____ DATA FOR THIS EXERCISE

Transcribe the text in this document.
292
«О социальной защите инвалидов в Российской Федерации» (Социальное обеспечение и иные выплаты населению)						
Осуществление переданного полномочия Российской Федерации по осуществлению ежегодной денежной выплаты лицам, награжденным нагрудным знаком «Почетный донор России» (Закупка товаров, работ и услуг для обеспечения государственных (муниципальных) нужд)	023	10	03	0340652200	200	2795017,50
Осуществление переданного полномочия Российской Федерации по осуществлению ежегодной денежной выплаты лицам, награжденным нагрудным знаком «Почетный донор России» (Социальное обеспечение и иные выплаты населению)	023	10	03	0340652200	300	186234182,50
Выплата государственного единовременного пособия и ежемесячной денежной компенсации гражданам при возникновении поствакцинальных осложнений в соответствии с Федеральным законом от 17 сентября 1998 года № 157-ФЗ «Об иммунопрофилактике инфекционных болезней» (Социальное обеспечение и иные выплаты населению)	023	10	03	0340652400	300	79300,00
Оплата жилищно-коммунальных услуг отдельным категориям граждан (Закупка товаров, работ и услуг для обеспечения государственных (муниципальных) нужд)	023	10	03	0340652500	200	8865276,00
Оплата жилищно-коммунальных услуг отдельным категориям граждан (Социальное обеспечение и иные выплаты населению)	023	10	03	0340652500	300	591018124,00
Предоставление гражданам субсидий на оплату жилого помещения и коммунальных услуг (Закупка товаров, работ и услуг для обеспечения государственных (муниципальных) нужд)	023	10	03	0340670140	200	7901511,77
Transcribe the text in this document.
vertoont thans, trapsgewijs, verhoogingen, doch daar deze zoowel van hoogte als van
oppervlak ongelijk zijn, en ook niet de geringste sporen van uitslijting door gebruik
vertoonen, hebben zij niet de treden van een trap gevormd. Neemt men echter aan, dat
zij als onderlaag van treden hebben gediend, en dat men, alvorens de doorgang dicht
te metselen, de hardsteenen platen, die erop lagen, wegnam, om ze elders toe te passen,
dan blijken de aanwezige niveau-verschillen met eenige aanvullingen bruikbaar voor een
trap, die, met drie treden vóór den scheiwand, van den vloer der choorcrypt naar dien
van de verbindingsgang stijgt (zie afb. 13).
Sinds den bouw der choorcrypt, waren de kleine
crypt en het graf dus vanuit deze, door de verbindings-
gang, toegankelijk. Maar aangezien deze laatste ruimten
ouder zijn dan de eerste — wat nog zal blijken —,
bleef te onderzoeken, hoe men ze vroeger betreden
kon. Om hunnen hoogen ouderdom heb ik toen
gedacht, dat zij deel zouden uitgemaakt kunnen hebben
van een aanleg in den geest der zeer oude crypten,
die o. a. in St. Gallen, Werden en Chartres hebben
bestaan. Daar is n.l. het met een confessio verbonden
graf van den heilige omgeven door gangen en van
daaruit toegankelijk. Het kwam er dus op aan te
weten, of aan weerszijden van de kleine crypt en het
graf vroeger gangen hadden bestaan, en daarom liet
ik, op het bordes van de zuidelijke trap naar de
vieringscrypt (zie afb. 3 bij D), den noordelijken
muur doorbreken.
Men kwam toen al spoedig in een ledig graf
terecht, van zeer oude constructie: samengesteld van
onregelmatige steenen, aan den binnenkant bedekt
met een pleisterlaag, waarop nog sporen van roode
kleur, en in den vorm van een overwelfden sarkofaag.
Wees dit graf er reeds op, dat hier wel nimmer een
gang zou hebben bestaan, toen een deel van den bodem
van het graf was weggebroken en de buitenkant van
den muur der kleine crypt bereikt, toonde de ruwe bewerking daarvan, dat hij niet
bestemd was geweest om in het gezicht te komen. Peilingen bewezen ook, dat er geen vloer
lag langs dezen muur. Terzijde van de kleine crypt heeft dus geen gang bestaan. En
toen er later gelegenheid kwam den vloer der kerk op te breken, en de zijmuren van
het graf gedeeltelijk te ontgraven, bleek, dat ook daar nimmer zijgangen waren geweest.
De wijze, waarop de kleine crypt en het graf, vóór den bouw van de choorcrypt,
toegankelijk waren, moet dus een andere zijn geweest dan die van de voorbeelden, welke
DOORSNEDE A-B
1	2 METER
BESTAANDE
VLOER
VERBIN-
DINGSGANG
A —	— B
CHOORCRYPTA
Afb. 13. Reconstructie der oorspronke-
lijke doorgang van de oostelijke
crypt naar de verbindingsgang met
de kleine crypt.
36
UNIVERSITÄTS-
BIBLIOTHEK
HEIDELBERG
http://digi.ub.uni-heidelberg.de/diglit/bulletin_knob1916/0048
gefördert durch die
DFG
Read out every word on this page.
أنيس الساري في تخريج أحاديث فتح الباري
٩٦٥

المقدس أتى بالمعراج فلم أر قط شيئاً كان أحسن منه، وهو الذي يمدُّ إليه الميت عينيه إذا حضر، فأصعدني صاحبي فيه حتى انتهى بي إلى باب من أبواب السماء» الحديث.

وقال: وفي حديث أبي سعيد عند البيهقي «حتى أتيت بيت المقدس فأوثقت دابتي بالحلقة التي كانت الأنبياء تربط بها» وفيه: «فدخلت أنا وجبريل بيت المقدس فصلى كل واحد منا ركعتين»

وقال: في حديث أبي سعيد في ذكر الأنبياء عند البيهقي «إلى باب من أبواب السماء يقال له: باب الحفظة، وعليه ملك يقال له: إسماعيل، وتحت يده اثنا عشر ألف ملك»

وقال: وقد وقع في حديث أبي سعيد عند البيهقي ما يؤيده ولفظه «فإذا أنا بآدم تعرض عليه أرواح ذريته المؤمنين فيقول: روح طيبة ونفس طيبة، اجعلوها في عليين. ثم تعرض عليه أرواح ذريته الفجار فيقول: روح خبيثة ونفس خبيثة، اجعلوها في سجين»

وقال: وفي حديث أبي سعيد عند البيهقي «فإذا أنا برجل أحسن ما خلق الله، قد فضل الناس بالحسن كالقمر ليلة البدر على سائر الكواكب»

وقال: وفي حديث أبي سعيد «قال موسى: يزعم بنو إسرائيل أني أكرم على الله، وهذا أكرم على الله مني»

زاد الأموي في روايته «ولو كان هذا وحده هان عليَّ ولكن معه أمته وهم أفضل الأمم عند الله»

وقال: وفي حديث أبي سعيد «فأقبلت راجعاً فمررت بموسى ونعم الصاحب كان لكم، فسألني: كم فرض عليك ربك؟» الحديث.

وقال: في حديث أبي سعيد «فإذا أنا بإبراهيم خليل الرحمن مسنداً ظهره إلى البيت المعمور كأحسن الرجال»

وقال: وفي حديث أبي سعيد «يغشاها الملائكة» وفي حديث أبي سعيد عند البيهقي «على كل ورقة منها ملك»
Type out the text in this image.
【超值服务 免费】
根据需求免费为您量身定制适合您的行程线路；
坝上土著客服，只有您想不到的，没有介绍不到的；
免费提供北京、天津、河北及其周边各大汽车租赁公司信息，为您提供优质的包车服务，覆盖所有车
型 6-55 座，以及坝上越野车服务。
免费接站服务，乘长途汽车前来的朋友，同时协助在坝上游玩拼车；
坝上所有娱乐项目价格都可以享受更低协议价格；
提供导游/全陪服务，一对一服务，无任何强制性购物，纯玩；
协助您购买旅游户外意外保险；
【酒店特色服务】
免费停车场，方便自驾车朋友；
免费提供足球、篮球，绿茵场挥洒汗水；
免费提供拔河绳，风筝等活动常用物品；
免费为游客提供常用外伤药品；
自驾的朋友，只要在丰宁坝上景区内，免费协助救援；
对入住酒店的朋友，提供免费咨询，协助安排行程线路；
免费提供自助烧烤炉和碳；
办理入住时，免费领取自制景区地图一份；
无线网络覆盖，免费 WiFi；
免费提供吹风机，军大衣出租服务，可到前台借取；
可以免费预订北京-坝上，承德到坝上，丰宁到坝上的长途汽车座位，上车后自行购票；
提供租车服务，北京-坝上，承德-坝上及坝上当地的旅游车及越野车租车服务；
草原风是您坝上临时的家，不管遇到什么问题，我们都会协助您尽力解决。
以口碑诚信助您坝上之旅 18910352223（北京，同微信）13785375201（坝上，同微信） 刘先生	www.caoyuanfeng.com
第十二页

________

WORK TO DO: Scan the material above for the word "verbindingsgang". Copy each line where it occurs.

OUTPUT OF THE TASK:
van de verbindingsgang stijgt (zie afb. 13).
crypt naar de verbindingsgang met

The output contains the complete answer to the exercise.